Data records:
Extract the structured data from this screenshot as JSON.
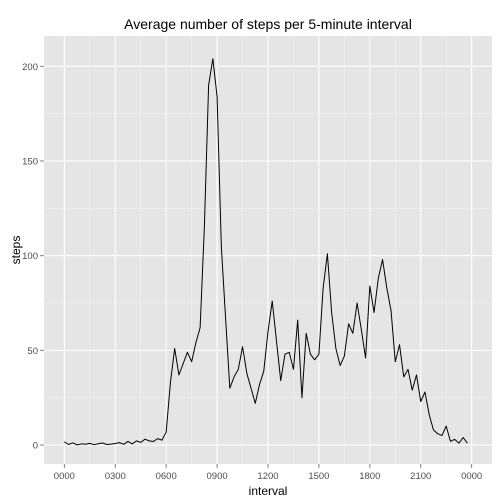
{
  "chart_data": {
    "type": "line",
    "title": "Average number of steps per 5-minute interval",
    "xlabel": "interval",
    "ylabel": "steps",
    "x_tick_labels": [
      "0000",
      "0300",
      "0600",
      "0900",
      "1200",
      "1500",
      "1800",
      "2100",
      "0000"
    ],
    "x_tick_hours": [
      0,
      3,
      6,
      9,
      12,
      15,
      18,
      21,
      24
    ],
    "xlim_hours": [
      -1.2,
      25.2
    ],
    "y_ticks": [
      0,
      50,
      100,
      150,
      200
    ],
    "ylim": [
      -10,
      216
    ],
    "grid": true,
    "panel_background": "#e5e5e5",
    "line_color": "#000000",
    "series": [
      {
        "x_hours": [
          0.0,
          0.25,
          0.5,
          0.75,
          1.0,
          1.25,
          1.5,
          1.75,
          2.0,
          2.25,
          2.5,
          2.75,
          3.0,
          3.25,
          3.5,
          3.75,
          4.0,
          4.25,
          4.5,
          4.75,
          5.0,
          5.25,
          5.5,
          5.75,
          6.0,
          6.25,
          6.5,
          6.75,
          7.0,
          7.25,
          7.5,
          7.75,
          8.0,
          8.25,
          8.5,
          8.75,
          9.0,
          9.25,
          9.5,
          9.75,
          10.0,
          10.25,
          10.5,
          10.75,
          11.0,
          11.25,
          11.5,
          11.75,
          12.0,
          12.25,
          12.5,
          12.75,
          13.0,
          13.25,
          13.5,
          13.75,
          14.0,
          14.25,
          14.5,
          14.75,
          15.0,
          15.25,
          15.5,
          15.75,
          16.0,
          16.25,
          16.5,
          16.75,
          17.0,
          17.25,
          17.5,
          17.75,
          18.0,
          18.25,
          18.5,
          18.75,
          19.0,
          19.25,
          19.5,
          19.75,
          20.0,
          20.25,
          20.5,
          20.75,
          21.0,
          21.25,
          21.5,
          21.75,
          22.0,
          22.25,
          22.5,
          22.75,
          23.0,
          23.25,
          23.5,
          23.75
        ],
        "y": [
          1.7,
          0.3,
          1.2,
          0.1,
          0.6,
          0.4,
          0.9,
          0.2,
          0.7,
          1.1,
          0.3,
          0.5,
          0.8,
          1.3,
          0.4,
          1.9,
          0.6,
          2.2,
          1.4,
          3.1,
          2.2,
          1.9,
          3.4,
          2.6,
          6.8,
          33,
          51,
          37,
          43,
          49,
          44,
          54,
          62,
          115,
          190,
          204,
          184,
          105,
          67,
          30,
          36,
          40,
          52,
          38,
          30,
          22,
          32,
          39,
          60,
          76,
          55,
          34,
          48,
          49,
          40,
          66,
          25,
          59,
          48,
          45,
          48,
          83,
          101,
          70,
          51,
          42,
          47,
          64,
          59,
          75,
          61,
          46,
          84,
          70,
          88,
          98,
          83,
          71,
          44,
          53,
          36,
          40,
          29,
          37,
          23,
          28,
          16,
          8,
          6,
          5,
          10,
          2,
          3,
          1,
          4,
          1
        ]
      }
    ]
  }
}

### Given problem
Copy the data word for word. Pictures do not go in the copy.

### Correct result
Extract the structured data from this screenshot as JSON.
{
  "chart_data": {
    "type": "line",
    "title": "Average number of steps per 5-minute interval",
    "xlabel": "interval",
    "ylabel": "steps",
    "x_tick_labels": [
      "0000",
      "0300",
      "0600",
      "0900",
      "1200",
      "1500",
      "1800",
      "2100",
      "0000"
    ],
    "x_tick_hours": [
      0,
      3,
      6,
      9,
      12,
      15,
      18,
      21,
      24
    ],
    "xlim_hours": [
      -1.2,
      25.2
    ],
    "y_ticks": [
      0,
      50,
      100,
      150,
      200
    ],
    "ylim": [
      -10,
      216
    ],
    "grid": true,
    "panel_background": "#e5e5e5",
    "line_color": "#000000",
    "series": [
      {
        "x_hours": [
          0.0,
          0.25,
          0.5,
          0.75,
          1.0,
          1.25,
          1.5,
          1.75,
          2.0,
          2.25,
          2.5,
          2.75,
          3.0,
          3.25,
          3.5,
          3.75,
          4.0,
          4.25,
          4.5,
          4.75,
          5.0,
          5.25,
          5.5,
          5.75,
          6.0,
          6.25,
          6.5,
          6.75,
          7.0,
          7.25,
          7.5,
          7.75,
          8.0,
          8.25,
          8.5,
          8.75,
          9.0,
          9.25,
          9.5,
          9.75,
          10.0,
          10.25,
          10.5,
          10.75,
          11.0,
          11.25,
          11.5,
          11.75,
          12.0,
          12.25,
          12.5,
          12.75,
          13.0,
          13.25,
          13.5,
          13.75,
          14.0,
          14.25,
          14.5,
          14.75,
          15.0,
          15.25,
          15.5,
          15.75,
          16.0,
          16.25,
          16.5,
          16.75,
          17.0,
          17.25,
          17.5,
          17.75,
          18.0,
          18.25,
          18.5,
          18.75,
          19.0,
          19.25,
          19.5,
          19.75,
          20.0,
          20.25,
          20.5,
          20.75,
          21.0,
          21.25,
          21.5,
          21.75,
          22.0,
          22.25,
          22.5,
          22.75,
          23.0,
          23.25,
          23.5,
          23.75
        ],
        "y": [
          1.7,
          0.3,
          1.2,
          0.1,
          0.6,
          0.4,
          0.9,
          0.2,
          0.7,
          1.1,
          0.3,
          0.5,
          0.8,
          1.3,
          0.4,
          1.9,
          0.6,
          2.2,
          1.4,
          3.1,
          2.2,
          1.9,
          3.4,
          2.6,
          6.8,
          33,
          51,
          37,
          43,
          49,
          44,
          54,
          62,
          115,
          190,
          204,
          184,
          105,
          67,
          30,
          36,
          40,
          52,
          38,
          30,
          22,
          32,
          39,
          60,
          76,
          55,
          34,
          48,
          49,
          40,
          66,
          25,
          59,
          48,
          45,
          48,
          83,
          101,
          70,
          51,
          42,
          47,
          64,
          59,
          75,
          61,
          46,
          84,
          70,
          88,
          98,
          83,
          71,
          44,
          53,
          36,
          40,
          29,
          37,
          23,
          28,
          16,
          8,
          6,
          5,
          10,
          2,
          3,
          1,
          4,
          1
        ]
      }
    ]
  }
}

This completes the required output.